## [Your objective]
Present the rows from the line holding "tick: 0.5 — [33, 222, 56, 233]" through the line holding "tick-label: 3.0 — [33, 25, 47, 36]", both included, as a numbered list with blank lines omitted.
* begin *
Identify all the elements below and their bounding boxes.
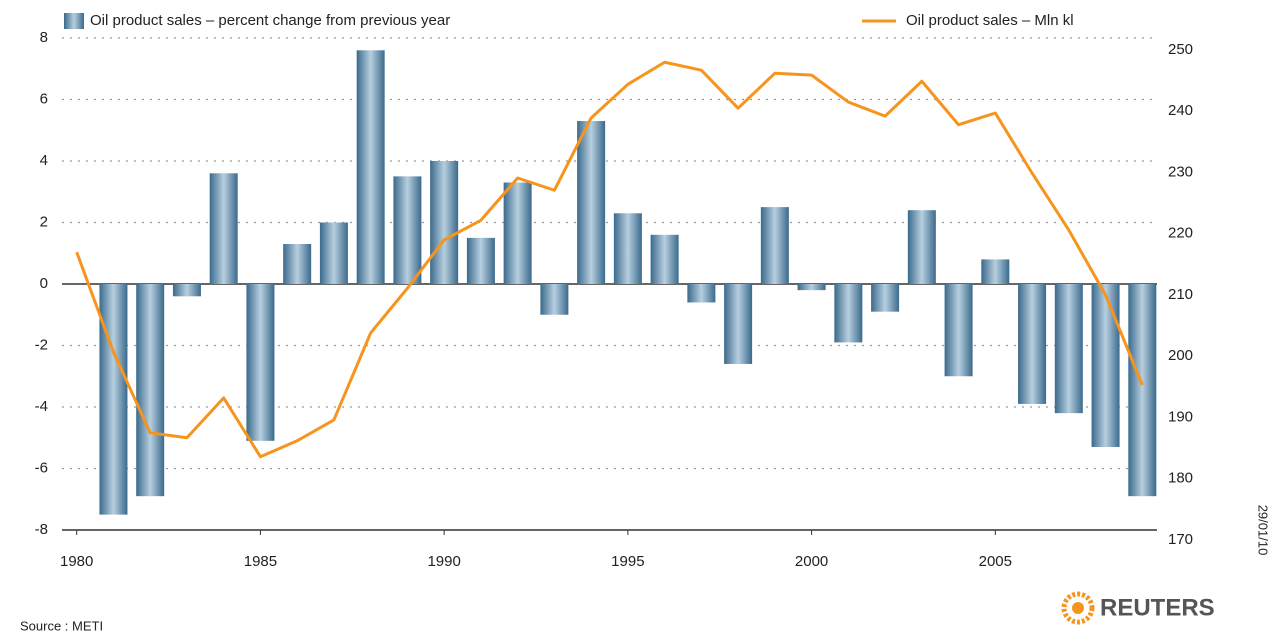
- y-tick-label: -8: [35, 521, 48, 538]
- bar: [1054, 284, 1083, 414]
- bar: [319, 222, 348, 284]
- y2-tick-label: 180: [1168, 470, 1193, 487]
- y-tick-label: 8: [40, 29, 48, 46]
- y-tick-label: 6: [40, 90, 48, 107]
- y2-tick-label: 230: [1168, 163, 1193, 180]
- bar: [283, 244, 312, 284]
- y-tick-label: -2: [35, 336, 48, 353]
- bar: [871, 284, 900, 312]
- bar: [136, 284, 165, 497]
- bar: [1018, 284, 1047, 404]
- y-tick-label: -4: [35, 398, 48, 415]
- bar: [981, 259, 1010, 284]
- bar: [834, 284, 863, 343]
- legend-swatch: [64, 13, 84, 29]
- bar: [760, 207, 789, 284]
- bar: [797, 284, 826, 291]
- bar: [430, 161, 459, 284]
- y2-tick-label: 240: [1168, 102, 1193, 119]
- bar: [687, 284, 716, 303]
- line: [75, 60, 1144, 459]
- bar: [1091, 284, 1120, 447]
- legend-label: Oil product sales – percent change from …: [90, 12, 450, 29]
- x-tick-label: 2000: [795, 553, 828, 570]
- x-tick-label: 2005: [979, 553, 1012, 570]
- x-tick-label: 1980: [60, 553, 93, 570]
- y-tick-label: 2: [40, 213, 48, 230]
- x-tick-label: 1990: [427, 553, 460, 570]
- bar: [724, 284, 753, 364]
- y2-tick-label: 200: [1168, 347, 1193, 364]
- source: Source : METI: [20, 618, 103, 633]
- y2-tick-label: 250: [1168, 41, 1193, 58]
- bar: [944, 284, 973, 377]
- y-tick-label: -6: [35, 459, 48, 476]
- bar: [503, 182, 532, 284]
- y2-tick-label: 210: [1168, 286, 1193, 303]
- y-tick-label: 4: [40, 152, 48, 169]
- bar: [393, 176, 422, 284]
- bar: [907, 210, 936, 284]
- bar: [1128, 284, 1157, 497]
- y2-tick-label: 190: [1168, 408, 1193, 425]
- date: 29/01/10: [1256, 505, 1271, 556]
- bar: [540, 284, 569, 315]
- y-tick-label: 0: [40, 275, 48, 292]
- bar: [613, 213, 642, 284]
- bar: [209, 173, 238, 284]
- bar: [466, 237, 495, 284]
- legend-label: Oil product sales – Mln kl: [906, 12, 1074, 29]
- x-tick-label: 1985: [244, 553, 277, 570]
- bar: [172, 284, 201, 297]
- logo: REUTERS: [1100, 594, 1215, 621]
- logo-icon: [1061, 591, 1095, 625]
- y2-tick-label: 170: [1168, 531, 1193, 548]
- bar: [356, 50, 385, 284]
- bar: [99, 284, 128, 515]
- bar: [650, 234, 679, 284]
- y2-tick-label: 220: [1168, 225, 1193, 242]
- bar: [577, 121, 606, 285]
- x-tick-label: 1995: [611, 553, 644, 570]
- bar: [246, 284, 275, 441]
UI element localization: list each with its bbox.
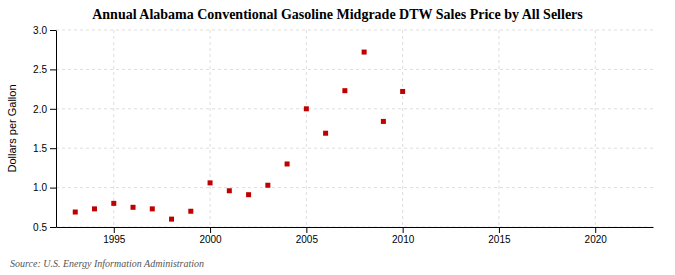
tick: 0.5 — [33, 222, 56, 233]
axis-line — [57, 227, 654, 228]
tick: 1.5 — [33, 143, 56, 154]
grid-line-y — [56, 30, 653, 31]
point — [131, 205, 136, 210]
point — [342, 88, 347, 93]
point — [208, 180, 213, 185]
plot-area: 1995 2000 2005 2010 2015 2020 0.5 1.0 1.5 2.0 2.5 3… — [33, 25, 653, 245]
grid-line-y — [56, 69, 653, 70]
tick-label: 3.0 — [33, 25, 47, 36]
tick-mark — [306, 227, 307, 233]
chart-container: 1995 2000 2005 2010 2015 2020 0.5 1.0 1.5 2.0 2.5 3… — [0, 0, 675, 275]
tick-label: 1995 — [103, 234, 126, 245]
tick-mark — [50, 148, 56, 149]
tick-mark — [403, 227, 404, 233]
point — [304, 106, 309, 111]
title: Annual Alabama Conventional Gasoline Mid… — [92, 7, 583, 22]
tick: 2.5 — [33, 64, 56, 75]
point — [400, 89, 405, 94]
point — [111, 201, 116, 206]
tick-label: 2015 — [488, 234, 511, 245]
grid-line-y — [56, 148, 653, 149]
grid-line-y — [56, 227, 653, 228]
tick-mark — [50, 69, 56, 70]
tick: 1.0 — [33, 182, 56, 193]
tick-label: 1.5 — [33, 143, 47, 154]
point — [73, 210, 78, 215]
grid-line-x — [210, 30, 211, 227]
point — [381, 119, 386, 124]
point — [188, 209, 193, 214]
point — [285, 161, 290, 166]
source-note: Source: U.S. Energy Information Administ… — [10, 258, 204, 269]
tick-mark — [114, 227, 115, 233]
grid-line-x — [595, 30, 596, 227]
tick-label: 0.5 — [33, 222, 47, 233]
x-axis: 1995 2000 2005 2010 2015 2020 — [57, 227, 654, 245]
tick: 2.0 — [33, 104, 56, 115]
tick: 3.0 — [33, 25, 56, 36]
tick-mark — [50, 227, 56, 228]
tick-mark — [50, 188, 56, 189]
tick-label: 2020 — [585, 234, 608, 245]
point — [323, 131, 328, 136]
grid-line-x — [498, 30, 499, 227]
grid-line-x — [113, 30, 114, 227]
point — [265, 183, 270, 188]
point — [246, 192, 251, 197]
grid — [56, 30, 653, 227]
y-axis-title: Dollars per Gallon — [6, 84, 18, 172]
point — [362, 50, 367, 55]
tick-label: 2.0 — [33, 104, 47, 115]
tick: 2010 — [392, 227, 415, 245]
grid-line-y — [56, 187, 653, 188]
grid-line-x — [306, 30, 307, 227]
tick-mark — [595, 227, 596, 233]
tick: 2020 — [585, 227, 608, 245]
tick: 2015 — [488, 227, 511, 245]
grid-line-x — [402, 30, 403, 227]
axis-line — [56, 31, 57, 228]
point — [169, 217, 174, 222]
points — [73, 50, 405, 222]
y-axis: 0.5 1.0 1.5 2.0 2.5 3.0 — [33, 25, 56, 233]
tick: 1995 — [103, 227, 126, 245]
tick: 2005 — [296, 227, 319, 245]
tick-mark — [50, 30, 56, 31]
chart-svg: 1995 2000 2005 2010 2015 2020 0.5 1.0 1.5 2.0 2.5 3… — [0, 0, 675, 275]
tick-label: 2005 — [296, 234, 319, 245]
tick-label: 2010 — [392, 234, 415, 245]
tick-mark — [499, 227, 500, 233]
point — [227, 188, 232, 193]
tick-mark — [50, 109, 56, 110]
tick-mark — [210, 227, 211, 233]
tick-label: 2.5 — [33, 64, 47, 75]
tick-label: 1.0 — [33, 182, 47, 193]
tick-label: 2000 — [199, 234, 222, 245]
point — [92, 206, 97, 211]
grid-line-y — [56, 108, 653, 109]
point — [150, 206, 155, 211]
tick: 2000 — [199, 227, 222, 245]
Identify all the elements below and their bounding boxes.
* end *
* begin *
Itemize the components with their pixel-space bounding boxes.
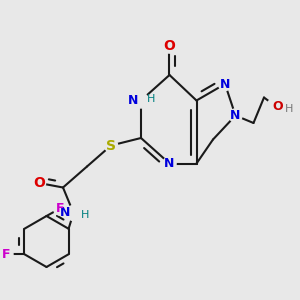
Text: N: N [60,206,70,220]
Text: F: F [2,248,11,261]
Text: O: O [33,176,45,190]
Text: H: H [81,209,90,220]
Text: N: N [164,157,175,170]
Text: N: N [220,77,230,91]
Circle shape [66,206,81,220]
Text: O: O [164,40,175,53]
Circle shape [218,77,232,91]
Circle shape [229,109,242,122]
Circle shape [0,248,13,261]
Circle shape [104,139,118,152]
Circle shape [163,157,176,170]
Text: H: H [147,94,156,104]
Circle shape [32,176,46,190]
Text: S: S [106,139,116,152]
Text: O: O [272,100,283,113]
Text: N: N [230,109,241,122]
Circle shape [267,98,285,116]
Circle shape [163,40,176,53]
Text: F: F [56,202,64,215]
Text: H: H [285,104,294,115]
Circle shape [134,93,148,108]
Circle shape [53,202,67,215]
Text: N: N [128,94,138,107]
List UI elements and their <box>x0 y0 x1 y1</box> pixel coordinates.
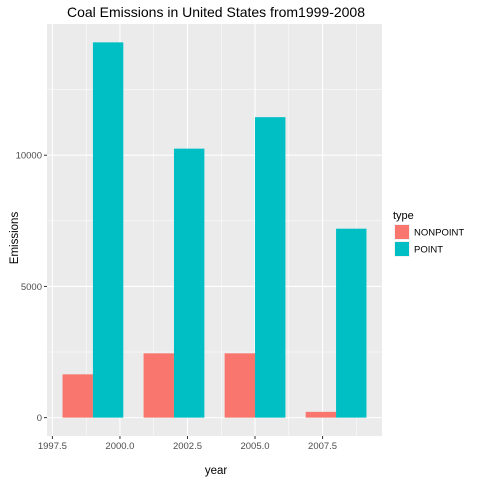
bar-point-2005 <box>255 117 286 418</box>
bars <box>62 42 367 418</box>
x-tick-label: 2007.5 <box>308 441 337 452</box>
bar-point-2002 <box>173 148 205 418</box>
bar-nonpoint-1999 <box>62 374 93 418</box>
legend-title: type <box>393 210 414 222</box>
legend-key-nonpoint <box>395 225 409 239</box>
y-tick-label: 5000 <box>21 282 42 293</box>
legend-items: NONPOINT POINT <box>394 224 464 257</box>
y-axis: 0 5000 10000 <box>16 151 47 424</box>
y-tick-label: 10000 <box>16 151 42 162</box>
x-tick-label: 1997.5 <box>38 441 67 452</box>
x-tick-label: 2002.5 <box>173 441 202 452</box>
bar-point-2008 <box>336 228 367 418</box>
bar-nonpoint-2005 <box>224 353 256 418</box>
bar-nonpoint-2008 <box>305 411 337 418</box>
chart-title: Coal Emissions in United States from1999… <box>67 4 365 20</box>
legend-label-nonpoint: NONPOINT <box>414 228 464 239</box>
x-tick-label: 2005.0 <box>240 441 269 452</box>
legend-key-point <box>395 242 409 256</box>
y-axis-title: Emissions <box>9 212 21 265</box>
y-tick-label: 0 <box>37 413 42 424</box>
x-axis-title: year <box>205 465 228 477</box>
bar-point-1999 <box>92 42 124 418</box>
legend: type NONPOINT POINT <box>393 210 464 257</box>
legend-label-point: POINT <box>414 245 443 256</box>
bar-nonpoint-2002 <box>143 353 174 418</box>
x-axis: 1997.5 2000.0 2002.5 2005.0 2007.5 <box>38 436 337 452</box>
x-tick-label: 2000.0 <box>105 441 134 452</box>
* end *
## [Written answer]
1. tick: 0.5 — [33, 222, 56, 233]
2. axis-line — [57, 227, 654, 228]
3. tick: 1.5 — [33, 143, 56, 154]
4. grid-line-y — [56, 30, 653, 31]
5. point — [131, 205, 136, 210]
6. point — [342, 88, 347, 93]
7. point — [208, 180, 213, 185]
8. plot-area: 1995 2000 2005 2010 2015 2020 0.5 1.0 1.5 2.0 2.5 3… — [33, 25, 653, 245]
9. grid-line-y — [56, 69, 653, 70]
10. tick-label: 3.0 — [33, 25, 47, 36]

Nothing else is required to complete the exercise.